**Goal**: Give only the number of lines in the data that include the string "yang".
*-*-*
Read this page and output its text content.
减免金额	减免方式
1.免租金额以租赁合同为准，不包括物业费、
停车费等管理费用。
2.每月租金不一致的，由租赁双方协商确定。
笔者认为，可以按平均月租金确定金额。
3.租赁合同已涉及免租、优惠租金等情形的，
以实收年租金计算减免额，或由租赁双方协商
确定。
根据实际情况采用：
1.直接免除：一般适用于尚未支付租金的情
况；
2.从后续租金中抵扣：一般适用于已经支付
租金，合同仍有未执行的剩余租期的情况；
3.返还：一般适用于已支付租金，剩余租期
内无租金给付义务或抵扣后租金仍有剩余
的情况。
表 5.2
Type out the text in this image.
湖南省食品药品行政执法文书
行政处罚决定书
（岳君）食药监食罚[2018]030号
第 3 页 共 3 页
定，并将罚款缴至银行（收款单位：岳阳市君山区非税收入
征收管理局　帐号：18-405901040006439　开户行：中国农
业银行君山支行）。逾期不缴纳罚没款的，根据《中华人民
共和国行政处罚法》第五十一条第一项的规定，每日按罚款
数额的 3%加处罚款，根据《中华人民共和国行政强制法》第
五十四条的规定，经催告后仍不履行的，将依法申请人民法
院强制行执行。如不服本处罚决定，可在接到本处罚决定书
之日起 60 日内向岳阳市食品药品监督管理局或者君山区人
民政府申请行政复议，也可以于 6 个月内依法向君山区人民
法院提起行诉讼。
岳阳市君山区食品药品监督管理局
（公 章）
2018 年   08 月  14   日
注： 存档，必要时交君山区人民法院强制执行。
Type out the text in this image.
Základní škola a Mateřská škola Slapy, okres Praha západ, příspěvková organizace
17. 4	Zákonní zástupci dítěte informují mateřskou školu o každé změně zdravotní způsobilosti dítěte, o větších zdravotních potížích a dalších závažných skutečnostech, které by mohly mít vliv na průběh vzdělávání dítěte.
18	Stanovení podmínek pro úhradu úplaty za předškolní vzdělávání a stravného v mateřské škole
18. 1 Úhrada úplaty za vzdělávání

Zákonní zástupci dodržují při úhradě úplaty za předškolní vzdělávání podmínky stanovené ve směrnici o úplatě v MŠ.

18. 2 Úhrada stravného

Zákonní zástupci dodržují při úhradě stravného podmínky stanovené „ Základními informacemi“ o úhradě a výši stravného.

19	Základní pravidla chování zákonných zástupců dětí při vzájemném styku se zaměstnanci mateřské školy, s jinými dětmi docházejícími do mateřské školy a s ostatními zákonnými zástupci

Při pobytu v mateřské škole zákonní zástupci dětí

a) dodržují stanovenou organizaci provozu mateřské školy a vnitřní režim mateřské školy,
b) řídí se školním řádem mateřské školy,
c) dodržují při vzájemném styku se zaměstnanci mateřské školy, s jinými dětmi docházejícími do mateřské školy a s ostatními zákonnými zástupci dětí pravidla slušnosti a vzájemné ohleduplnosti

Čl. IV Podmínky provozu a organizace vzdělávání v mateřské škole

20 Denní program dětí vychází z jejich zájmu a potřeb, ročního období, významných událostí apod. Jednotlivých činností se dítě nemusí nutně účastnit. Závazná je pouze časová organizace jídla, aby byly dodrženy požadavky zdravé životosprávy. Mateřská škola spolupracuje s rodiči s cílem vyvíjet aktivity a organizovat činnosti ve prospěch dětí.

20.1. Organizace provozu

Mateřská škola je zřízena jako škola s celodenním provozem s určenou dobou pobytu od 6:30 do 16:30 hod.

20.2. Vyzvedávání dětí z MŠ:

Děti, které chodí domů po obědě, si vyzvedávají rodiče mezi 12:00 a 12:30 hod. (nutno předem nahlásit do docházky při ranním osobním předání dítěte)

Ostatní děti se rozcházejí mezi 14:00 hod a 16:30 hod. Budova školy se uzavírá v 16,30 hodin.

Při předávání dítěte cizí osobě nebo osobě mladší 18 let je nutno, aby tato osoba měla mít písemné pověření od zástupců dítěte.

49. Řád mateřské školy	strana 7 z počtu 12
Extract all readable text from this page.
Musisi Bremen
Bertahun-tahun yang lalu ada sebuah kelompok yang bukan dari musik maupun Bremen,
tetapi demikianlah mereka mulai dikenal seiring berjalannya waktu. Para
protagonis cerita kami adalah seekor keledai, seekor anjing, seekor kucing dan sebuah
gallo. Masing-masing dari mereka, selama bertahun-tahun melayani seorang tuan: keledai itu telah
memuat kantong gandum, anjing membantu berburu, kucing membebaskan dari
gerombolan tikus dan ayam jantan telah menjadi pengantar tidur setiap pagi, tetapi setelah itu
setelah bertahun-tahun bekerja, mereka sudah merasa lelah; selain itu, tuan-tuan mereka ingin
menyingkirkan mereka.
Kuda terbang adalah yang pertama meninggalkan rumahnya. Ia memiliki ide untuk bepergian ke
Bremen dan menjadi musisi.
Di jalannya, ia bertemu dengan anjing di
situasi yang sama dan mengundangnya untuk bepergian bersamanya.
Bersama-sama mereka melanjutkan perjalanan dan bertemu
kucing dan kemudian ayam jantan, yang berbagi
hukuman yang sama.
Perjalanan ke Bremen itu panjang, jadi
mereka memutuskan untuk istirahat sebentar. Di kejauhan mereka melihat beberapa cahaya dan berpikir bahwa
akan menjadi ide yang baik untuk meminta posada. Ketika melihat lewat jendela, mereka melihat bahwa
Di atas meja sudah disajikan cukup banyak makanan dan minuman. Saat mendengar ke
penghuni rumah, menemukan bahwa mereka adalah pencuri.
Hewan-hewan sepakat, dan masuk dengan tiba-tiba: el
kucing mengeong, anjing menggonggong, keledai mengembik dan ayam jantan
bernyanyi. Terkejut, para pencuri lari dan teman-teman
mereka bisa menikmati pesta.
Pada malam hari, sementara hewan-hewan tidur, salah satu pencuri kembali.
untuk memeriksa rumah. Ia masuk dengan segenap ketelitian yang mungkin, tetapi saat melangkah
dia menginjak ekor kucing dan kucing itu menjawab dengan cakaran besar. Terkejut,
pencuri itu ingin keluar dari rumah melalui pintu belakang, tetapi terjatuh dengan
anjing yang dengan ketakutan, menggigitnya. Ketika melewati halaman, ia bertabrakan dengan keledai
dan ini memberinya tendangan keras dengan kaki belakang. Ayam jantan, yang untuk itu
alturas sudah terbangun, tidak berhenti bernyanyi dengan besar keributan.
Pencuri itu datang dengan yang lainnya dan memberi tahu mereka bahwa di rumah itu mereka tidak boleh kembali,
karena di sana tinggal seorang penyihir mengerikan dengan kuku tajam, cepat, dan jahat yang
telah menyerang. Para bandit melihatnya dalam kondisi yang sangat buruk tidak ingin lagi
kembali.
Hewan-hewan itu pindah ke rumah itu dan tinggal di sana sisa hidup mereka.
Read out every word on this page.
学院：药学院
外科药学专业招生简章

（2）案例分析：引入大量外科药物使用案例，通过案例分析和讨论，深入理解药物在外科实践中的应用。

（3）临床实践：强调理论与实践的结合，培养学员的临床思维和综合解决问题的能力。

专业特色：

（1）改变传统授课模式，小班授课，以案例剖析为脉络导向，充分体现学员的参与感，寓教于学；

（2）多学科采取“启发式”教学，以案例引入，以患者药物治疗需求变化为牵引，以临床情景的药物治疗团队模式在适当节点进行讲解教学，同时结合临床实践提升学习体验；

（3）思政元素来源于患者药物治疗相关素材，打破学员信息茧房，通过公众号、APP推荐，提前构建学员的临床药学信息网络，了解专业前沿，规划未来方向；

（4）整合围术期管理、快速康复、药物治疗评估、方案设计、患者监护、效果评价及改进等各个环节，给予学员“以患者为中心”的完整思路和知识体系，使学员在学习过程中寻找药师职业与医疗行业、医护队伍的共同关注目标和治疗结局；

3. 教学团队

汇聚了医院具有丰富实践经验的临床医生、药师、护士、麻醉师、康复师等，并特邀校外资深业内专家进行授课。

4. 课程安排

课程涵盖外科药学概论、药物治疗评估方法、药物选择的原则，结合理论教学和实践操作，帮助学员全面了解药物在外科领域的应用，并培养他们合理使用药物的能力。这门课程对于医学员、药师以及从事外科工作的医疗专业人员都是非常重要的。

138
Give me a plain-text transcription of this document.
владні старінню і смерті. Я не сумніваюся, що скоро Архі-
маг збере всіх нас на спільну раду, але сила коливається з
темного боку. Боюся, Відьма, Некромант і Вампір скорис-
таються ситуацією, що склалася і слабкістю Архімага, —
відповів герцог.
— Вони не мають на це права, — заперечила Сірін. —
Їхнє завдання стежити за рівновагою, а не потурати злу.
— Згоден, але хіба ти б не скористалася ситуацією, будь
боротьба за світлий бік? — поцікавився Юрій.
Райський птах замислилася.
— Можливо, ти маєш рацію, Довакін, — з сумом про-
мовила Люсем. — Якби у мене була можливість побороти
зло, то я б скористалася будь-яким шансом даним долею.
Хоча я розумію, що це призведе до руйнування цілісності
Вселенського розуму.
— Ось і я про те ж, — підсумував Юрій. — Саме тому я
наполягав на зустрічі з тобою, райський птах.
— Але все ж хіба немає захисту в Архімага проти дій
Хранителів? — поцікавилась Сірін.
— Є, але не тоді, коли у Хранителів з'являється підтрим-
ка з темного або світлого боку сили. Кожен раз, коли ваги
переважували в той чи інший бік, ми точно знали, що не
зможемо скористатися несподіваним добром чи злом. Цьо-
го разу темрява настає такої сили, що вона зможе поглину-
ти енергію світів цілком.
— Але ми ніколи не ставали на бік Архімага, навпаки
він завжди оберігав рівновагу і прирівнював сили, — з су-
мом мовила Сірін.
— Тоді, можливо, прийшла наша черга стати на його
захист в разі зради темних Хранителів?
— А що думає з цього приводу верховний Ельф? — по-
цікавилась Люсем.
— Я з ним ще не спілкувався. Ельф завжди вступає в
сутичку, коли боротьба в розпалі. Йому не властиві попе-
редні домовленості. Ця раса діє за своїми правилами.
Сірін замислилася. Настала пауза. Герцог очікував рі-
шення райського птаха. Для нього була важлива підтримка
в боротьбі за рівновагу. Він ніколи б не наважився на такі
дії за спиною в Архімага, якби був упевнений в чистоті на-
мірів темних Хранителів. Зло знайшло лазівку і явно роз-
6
*-*-*
**Complete response**: 12